» Work to do
Without including any pictures, copy each entry below exactly.

---------- Extracted entries

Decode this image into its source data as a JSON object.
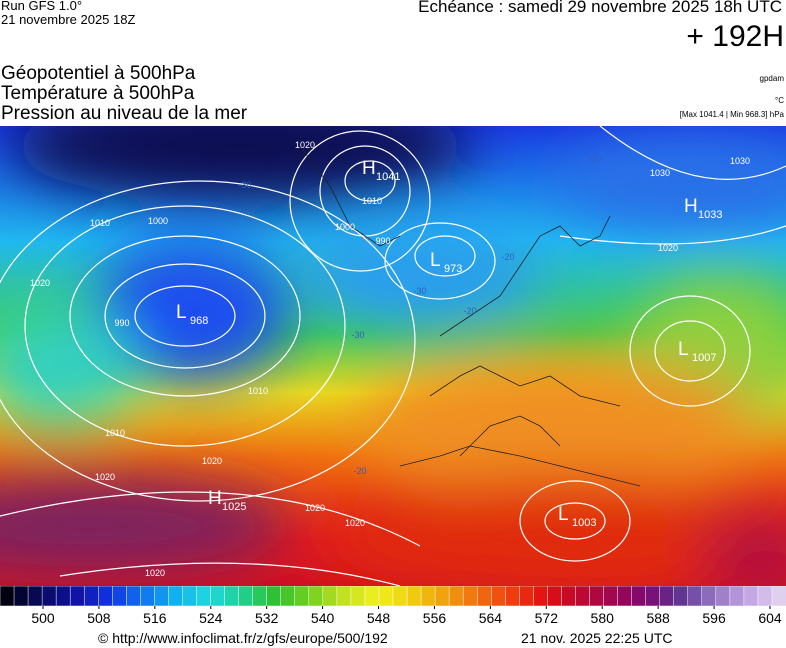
{
  "header": {
    "run": "Run GFS 1.0°",
    "run_date": "21 novembre 2025 18Z",
    "valid": "Echéance : samedi 29 novembre 2025 18h UTC",
    "lead": "+ 192H",
    "fields": [
      "Géopotentiel à 500hPa",
      "Température à 500hPa",
      "Pression au niveau de la mer"
    ],
    "unit_geopotential": "gpdam",
    "unit_temperature": "°C",
    "pressure_range": "[Max 1041.4 | Min 968.3] hPa"
  },
  "map": {
    "centers": [
      {
        "letter": "H",
        "value": 1041
      },
      {
        "letter": "L",
        "value": 973
      },
      {
        "letter": "L",
        "value": 968
      },
      {
        "letter": "H",
        "value": 1033
      },
      {
        "letter": "L",
        "value": 1007
      },
      {
        "letter": "H",
        "value": 1025
      },
      {
        "letter": "L",
        "value": 1003
      }
    ],
    "isobar_labels": [
      1010,
      1000,
      1020,
      990,
      1010,
      1000,
      990,
      1020,
      1010,
      1020,
      1020,
      1020,
      1020,
      1030,
      1030,
      1020,
      1010,
      1020
    ],
    "temperature_labels": [
      -30,
      -30,
      -30,
      -30,
      -20,
      -20,
      -20
    ]
  },
  "colorbar": {
    "ticks": [
      500,
      508,
      516,
      524,
      532,
      540,
      548,
      556,
      564,
      572,
      580,
      588,
      596,
      604
    ]
  },
  "footer": {
    "source": "© http://www.infoclimat.fr/z/gfs/europe/500/192",
    "generated": "21 nov. 2025 22:25 UTC"
  }
}
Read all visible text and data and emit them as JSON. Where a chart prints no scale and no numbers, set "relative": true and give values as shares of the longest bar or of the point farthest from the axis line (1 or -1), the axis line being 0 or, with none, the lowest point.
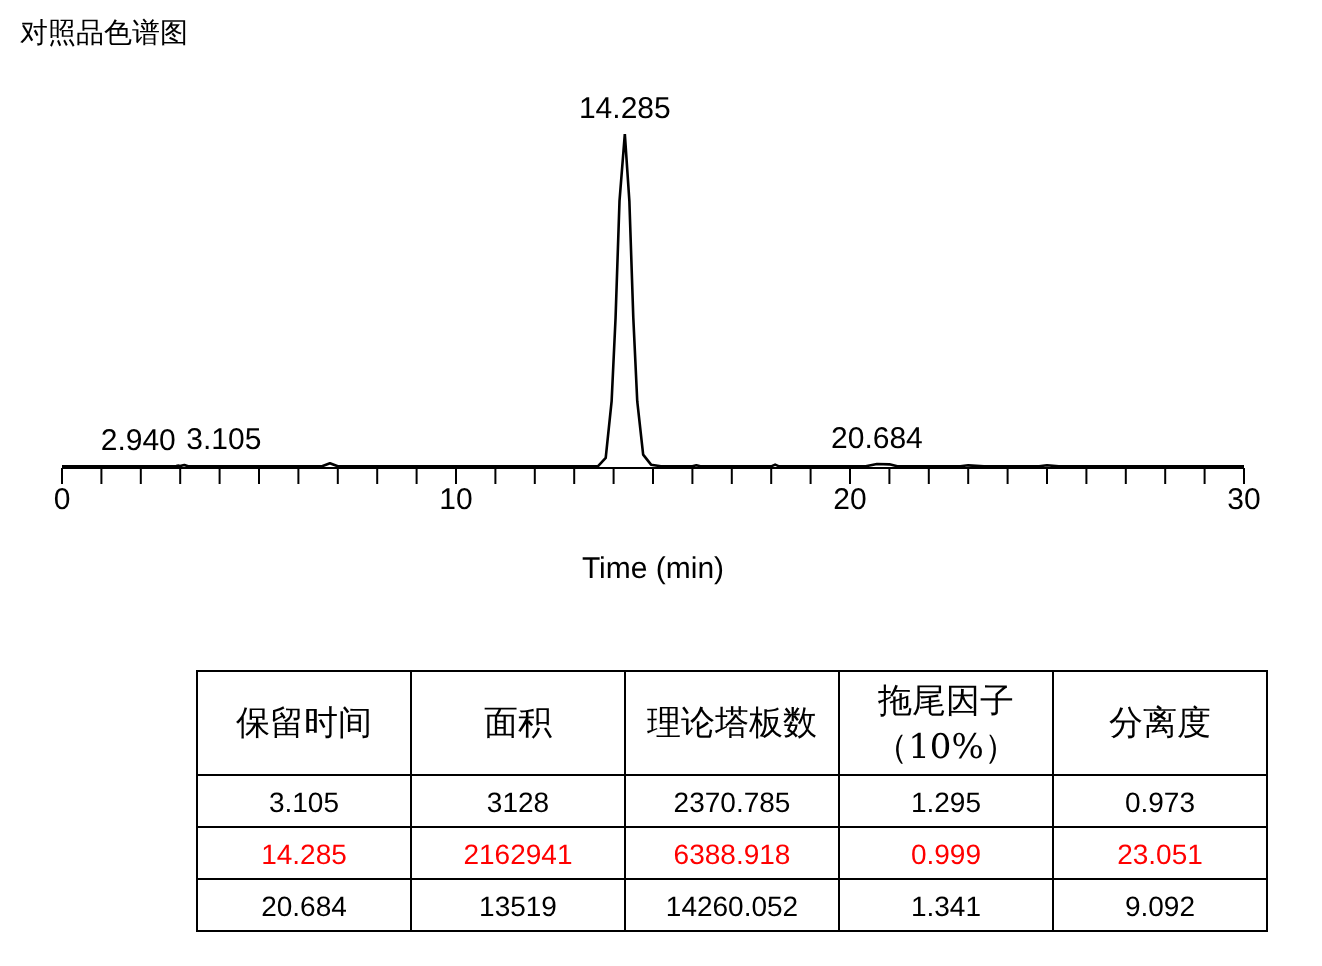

--------------------

» Exercise result
Decode this image into its source data as a JSON object.
{
  "header": {
    "run": "Run GFS 1.0°",
    "run_date": "21 novembre 2025 18Z",
    "valid": "Echéance : samedi 29 novembre 2025 18h UTC",
    "lead": "+ 192H",
    "fields": [
      "Géopotentiel à 500hPa",
      "Température à 500hPa",
      "Pression au niveau de la mer"
    ],
    "unit_geopotential": "gpdam",
    "unit_temperature": "°C",
    "pressure_range": "[Max 1041.4 | Min 968.3] hPa"
  },
  "map": {
    "centers": [
      {
        "letter": "H",
        "value": 1041
      },
      {
        "letter": "L",
        "value": 973
      },
      {
        "letter": "L",
        "value": 968
      },
      {
        "letter": "H",
        "value": 1033
      },
      {
        "letter": "L",
        "value": 1007
      },
      {
        "letter": "H",
        "value": 1025
      },
      {
        "letter": "L",
        "value": 1003
      }
    ],
    "isobar_labels": [
      1010,
      1000,
      1020,
      990,
      1010,
      1000,
      990,
      1020,
      1010,
      1020,
      1020,
      1020,
      1020,
      1030,
      1030,
      1020,
      1010,
      1020
    ],
    "temperature_labels": [
      -30,
      -30,
      -30,
      -30,
      -20,
      -20,
      -20
    ]
  },
  "colorbar": {
    "ticks": [
      500,
      508,
      516,
      524,
      532,
      540,
      548,
      556,
      564,
      572,
      580,
      588,
      596,
      604
    ]
  },
  "footer": {
    "source": "© http://www.infoclimat.fr/z/gfs/europe/500/192",
    "generated": "21 nov. 2025 22:25 UTC"
  }
}
Read all visible text and data and emit them as JSON. Where a chart prints no scale and no numbers, set "relative": true and give values as shares of the longest bar or of the point farthest from the axis line (1 or -1), the axis line being 0 or, with none, the lowest point.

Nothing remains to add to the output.